■ Excerpted text

● ● ●

Reproduction of the social divisions


Furthermore, the social experiment I refer to as the ‘Fishbowl’, in the given context, has discouraged me to work on possible collaborative projects in the future with the working class. The reason is that I am not ready to take their aggression and frustration whenever I would unintentionally trigger them. As I did trigger the young woman H. from the working class by a single word referred to as ‘corporate jargon’.

The way I see it is that the second part of the workshop was victimising the working classes in the engineered environment further. Dividing them from the other groups and creating more social class divisions, exposing them to their own harmful emotions and negatively affecting their wellbeing. While feelings of guilt and regret imposed onto the other groups by the engineered environment flourished.

To my other surprise, an email after the workshop sent out by D.Hunter he was suggesting the following. Put people from the same social classes but different cities on a separate mailing list or separate Facebook groups.

All this is just further reproducing the social class divisions.

Shifting power balance from one social class onto the other


The last impulse to write this article was when I received a newsletter from the Lumpen Collective. And that was after I sent them three emails including my detailed feedback for not receiving any answer yet, saying. ‘We know there’s some criticism of the workshop, mainly but not solely from class reductionist white men who believe that class is purely about the means of production and nothing else, we read those criticisms, smile, wave and move on.’

Why are they asking for feedback then? To only hear appreciation and use it to get more funding?

The events above might or might not be completely related. Nevertheless, is it not possible to get feedback from a white man even though not ‘a class reductionist’ to be constructive to help them to reflect and improve, otherwise well organised and enlightening workshop?

● ● ●

■ Data lines
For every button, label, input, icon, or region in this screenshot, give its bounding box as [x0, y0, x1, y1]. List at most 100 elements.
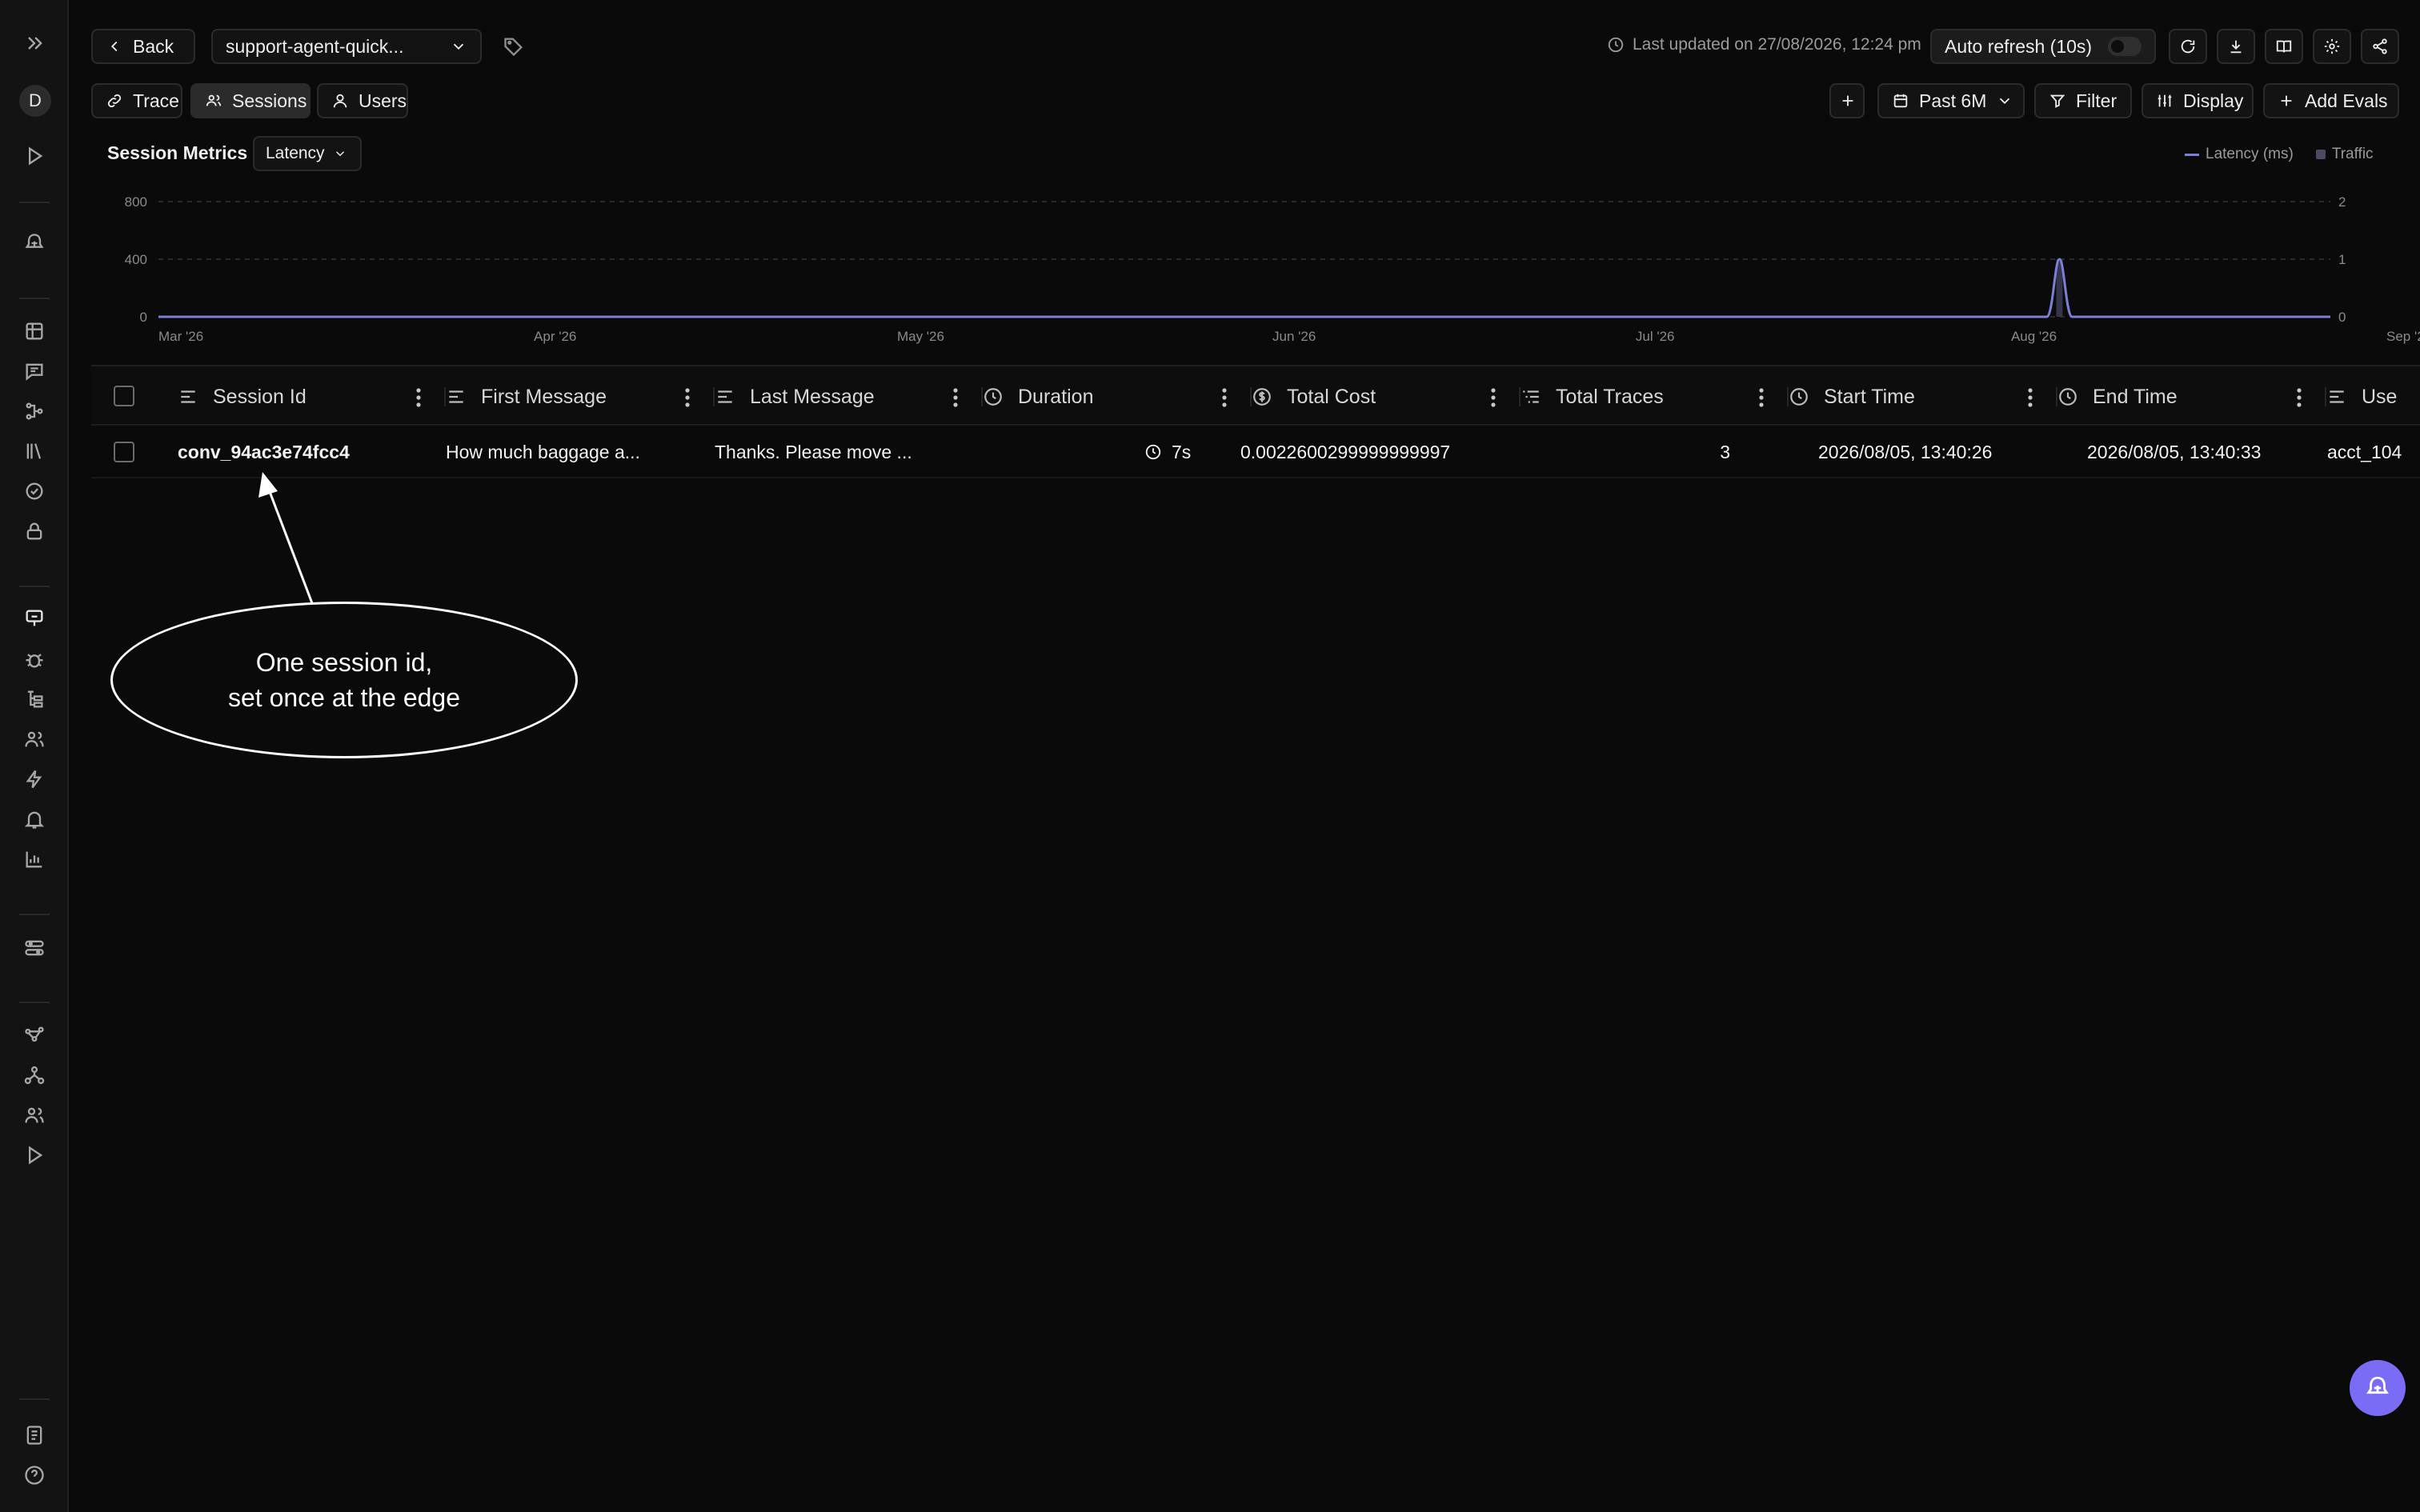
cell-session-id[interactable]: conv_94ac3e74fcc4 [178, 426, 418, 478]
display-label: Display [2183, 90, 2244, 111]
user-icon [333, 94, 347, 108]
column-header-end-time[interactable]: End Time [2057, 366, 2326, 427]
column-header-start-time[interactable]: Start Time [1789, 366, 2057, 427]
filter-label: Filter [2076, 90, 2118, 111]
add-button[interactable] [1829, 83, 1865, 118]
tab-sessions[interactable]: Sessions [190, 83, 311, 118]
column-header-session-id[interactable]: Session Id [178, 366, 446, 427]
knowledge-base-icon[interactable] [18, 434, 51, 468]
book-open-icon [2276, 40, 2292, 53]
share-button[interactable] [2361, 29, 2399, 64]
cell-duration: 7s [1144, 426, 1240, 478]
plus-icon [1842, 95, 1853, 106]
lock-icon[interactable] [18, 514, 51, 548]
users-icon[interactable] [18, 722, 51, 756]
metric-select[interactable]: Latency [253, 136, 362, 171]
download-button[interactable] [2217, 29, 2255, 64]
help-icon[interactable] [18, 1458, 51, 1492]
column-menu-icon[interactable] [2296, 387, 2302, 408]
clock-icon [1790, 388, 1808, 406]
run-icon[interactable] [18, 1138, 51, 1172]
column-menu-icon[interactable] [2027, 387, 2033, 408]
docs-button[interactable] [2265, 29, 2303, 64]
cell-end-time: 2026/08/05, 13:40:33 [2087, 441, 2262, 462]
column-header-use[interactable]: Use [2326, 366, 2420, 427]
x-axis-tick-label: Mar '26 [158, 329, 203, 344]
workflow-icon[interactable] [18, 394, 51, 428]
bug-icon[interactable] [18, 642, 51, 676]
add-evals-button[interactable]: Add Evals [2263, 83, 2399, 118]
clock-icon [984, 388, 1002, 406]
auto-refresh-switch[interactable] [2108, 37, 2142, 56]
column-header-first-message[interactable]: First Message [446, 366, 715, 427]
row-checkbox[interactable] [114, 442, 134, 462]
column-header-label: Last Message [750, 385, 875, 408]
tab-sessions-label: Sessions [232, 90, 307, 111]
column-header-label: Use [2362, 385, 2398, 408]
list-filter-icon [1523, 390, 1539, 403]
column-menu-icon[interactable] [684, 387, 691, 408]
tab-trace[interactable]: Trace [91, 83, 182, 118]
tab-users[interactable]: Users [317, 83, 408, 118]
agents-icon[interactable] [18, 1058, 51, 1092]
column-menu-icon[interactable] [1490, 387, 1496, 408]
traces-tree-icon[interactable] [18, 682, 51, 716]
users-icon [206, 94, 222, 106]
team-icon[interactable] [18, 1098, 51, 1132]
plus-icon [2281, 95, 2292, 106]
x-axis-tick-label: Apr '26 [534, 329, 576, 344]
rail-divider [19, 914, 50, 915]
date-range-select[interactable]: Past 6M [1877, 83, 2025, 118]
session-metrics-title: Session Metrics [107, 142, 248, 163]
filter-button[interactable]: Filter [2034, 83, 2132, 118]
expand-sidebar-icon[interactable] [18, 26, 51, 60]
integrations-icon[interactable] [18, 1018, 51, 1052]
column-header-duration[interactable]: Duration [983, 366, 1252, 427]
left-rail: D [0, 0, 69, 1512]
tag-icon[interactable] [498, 30, 530, 62]
project-select[interactable]: support-agent-quick... [211, 29, 482, 64]
alerts-icon[interactable] [18, 802, 51, 836]
optimize-icon[interactable] [18, 762, 51, 796]
column-header-label: Total Traces [1556, 385, 1664, 408]
back-button[interactable]: Back [91, 29, 195, 64]
evals-icon[interactable] [18, 474, 51, 508]
monitor-icon[interactable] [18, 602, 51, 635]
column-header-last-message[interactable]: Last Message [715, 366, 983, 427]
display-button[interactable]: Display [2142, 83, 2254, 118]
column-menu-icon[interactable] [1221, 387, 1228, 408]
settings-sliders-icon[interactable] [18, 931, 51, 965]
column-header-total-cost[interactable]: Total Cost [1252, 366, 1521, 427]
chevron-down-icon [2000, 98, 2010, 105]
date-range-label: Past 6M [1919, 90, 1987, 111]
dataset-icon[interactable] [18, 314, 51, 348]
avatar[interactable]: D [19, 85, 51, 117]
y2-axis-tick-label: 2 [2338, 194, 2346, 210]
docs-icon[interactable] [18, 1418, 51, 1452]
column-header-total-traces[interactable]: Total Traces [1521, 366, 1789, 427]
sliders-icon [2158, 94, 2172, 107]
column-menu-icon[interactable] [1758, 387, 1765, 408]
table-header: Session Id First Message Last Message Durat… [91, 365, 2420, 426]
legend-swatch-traffic [2315, 150, 2326, 159]
text-lines-icon [449, 390, 463, 403]
prompt-icon[interactable] [18, 354, 51, 388]
column-menu-icon[interactable] [952, 387, 959, 408]
select-all-checkbox[interactable] [114, 386, 134, 406]
table-row[interactable]: conv_94ac3e74fcc4 How much baggage a... … [91, 426, 2420, 478]
cell-last-message: Thanks. Please move ... [715, 441, 912, 462]
dashboard-icon[interactable] [18, 842, 51, 876]
settings-button[interactable] [2313, 29, 2351, 64]
tab-trace-label: Trace [133, 90, 179, 111]
legend-label-traffic: Traffic [2331, 146, 2374, 162]
column-header-label: Session Id [213, 385, 307, 408]
support-chat-button[interactable] [2350, 1360, 2406, 1416]
auto-refresh-toggle[interactable]: Auto refresh (10s) [1930, 29, 2156, 64]
y2-axis-tick-label: 0 [2338, 310, 2346, 325]
play-icon[interactable] [18, 139, 51, 173]
observe-icon[interactable] [18, 226, 51, 260]
refresh-button[interactable] [2169, 29, 2207, 64]
column-menu-icon[interactable] [415, 387, 422, 408]
x-axis-tick-label: Sep '26 [2386, 329, 2420, 344]
dollar-icon [1253, 388, 1271, 406]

● ● ●

■ List of tasks
• a. Reproduce the passage of the text on social class divisions that opens with the words containing "Shifting power balance" and closes with "and enlightening workshop?".
• b. Output as a JSON list of strings, one per line with blank lines left out, the part of the records that opens with the line containing "426, 418, 478]" and closes with the line containing "column-header-end-time[interactable]: End Time".

■ Expected results
• a.
Shifting power balance from one social class onto the other


The last impulse to write this article was when I received a newsletter from the Lumpen Collective. And that was after I sent them three emails including my detailed feedback for not receiving any answer yet, saying. ‘We know there’s some criticism of the workshop, mainly but not solely from class reductionist white men who believe that class is purely about the means of production and nothing else, we read those criticisms, smile, wave and move on.’

Why are they asking for feedback then? To only hear appreciation and use it to get more funding?

The events above might or might not be completely related. Nevertheless, is it not possible to get feedback from a white man even though not ‘a class reductionist’ to be constructive to help them to reflect and improve, otherwise well organised and enlightening workshop?

• b.
[
  "cell-session-id[interactable]: conv_94ac3e74fcc4 [178, 426, 418, 478]",
  "display-label: Display [2183, 90, 2244, 111]",
  "user-icon [333, 94, 347, 108]",
  "column-header-end-time[interactable]: End Time [2057, 366, 2326, 427]"
]